- INSTRUCTIONS TO FOLLOW:
Copy every line of the entries that includes the word "JSON".

Figure record extracts:
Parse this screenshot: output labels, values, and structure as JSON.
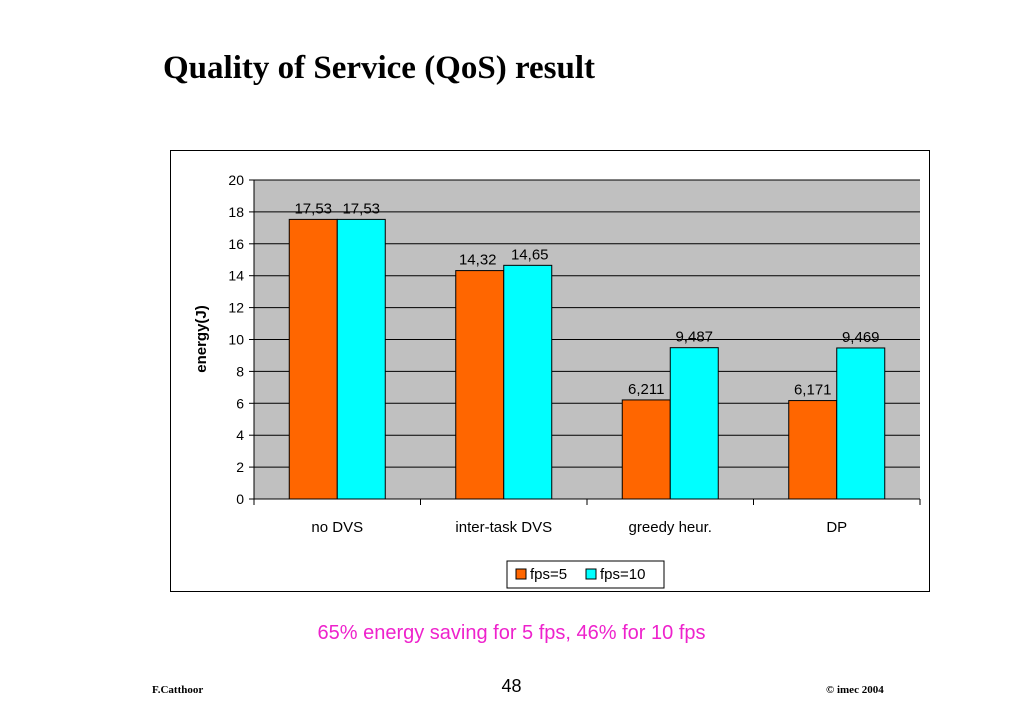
{
  "slide": {
    "title": "Quality of Service (QoS) result",
    "caption": "65% energy saving for 5 fps, 46% for 10 fps",
    "footer_author": "F.Catthoor",
    "footer_page": "48",
    "footer_copyright": "© imec 2004"
  },
  "colors": {
    "series_fps5": "#ff6600",
    "series_fps10": "#00ffff",
    "plot_background": "#c0c0c0",
    "caption": "#ee22cc"
  },
  "chart_data": {
    "type": "bar",
    "title": "",
    "xlabel": "",
    "ylabel": "energy(J)",
    "ylim": [
      0,
      20
    ],
    "yticks": [
      0,
      2,
      4,
      6,
      8,
      10,
      12,
      14,
      16,
      18,
      20
    ],
    "grid": true,
    "legend_position": "bottom",
    "categories": [
      "no DVS",
      "inter-task DVS",
      "greedy heur.",
      "DP"
    ],
    "series": [
      {
        "name": "fps=5",
        "values": [
          17.53,
          14.32,
          6.211,
          6.171
        ],
        "labels": [
          "17,53",
          "14,32",
          "6,211",
          "6,171"
        ]
      },
      {
        "name": "fps=10",
        "values": [
          17.53,
          14.65,
          9.487,
          9.469
        ],
        "labels": [
          "17,53",
          "14,65",
          "9,487",
          "9,469"
        ]
      }
    ]
  }
}
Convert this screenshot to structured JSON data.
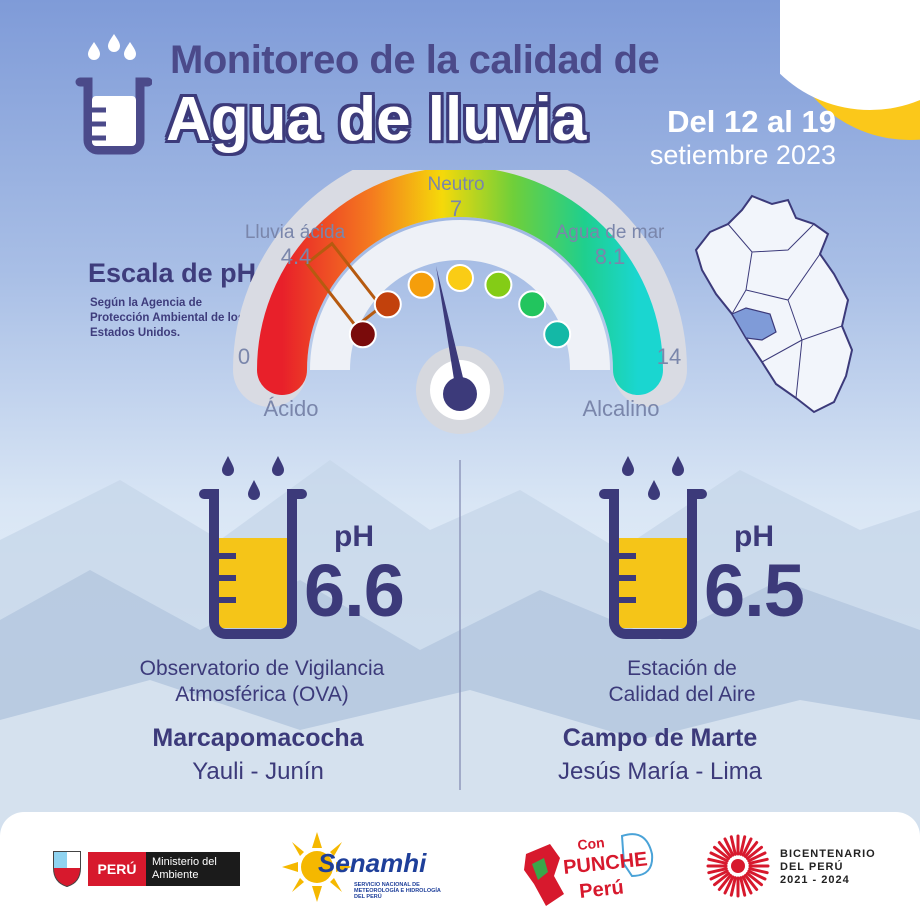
{
  "header": {
    "title_line1": "Monitoreo de la calidad de",
    "title_line2": "Agua de lluvia",
    "date_range": "Del 12 al 19",
    "date_month": "setiembre 2023"
  },
  "scale": {
    "title": "Escala de pH",
    "source": "Según la Agencia de Protección Ambiental de los Estados Unidos.",
    "min": "0",
    "max": "14",
    "acid_label": "Ácido",
    "alkaline_label": "Alcalino",
    "acid_rain_label": "Lluvia ácida",
    "acid_rain_value": "4.4",
    "neutral_label": "Neutro",
    "neutral_value": "7",
    "seawater_label": "Agua de mar",
    "seawater_value": "8.1",
    "needle_value": 7,
    "colors": [
      "#7a0b0b",
      "#c2410c",
      "#f59e0b",
      "#facc15",
      "#84cc16",
      "#22c55e",
      "#14b8a6"
    ]
  },
  "stations": [
    {
      "ph_label": "pH",
      "ph_value": "6.6",
      "station_line1": "Observatorio de Vigilancia",
      "station_line2": "Atmosférica (OVA)",
      "site": "Marcapomacocha",
      "region": "Yauli - Junín",
      "fill_level": 0.6
    },
    {
      "ph_label": "pH",
      "ph_value": "6.5",
      "station_line1": "Estación de",
      "station_line2": "Calidad del Aire",
      "site": "Campo de Marte",
      "region": "Jesús María - Lima",
      "fill_level": 0.6
    }
  ],
  "footer": {
    "peru": "PERÚ",
    "ministry": "Ministerio del Ambiente",
    "senamhi": "Senamhi",
    "senamhi_sub": "SERVICIO NACIONAL DE METEOROLOGÍA E HIDROLOGÍA DEL PERÚ",
    "punche_con": "Con",
    "punche": "PUNCHE",
    "punche_peru": "Perú",
    "bicent_line1": "BICENTENARIO",
    "bicent_line2": "DEL PERÚ",
    "bicent_line3": "2021 - 2024"
  },
  "colors": {
    "primary": "#3c3a7a",
    "accent_yellow": "#fbc81a",
    "liquid": "#f5c518"
  }
}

- FULL ANSWER:
Parse this screenshot: output labels, values, and structure as JSON.
Convert this screenshot to structured JSON data.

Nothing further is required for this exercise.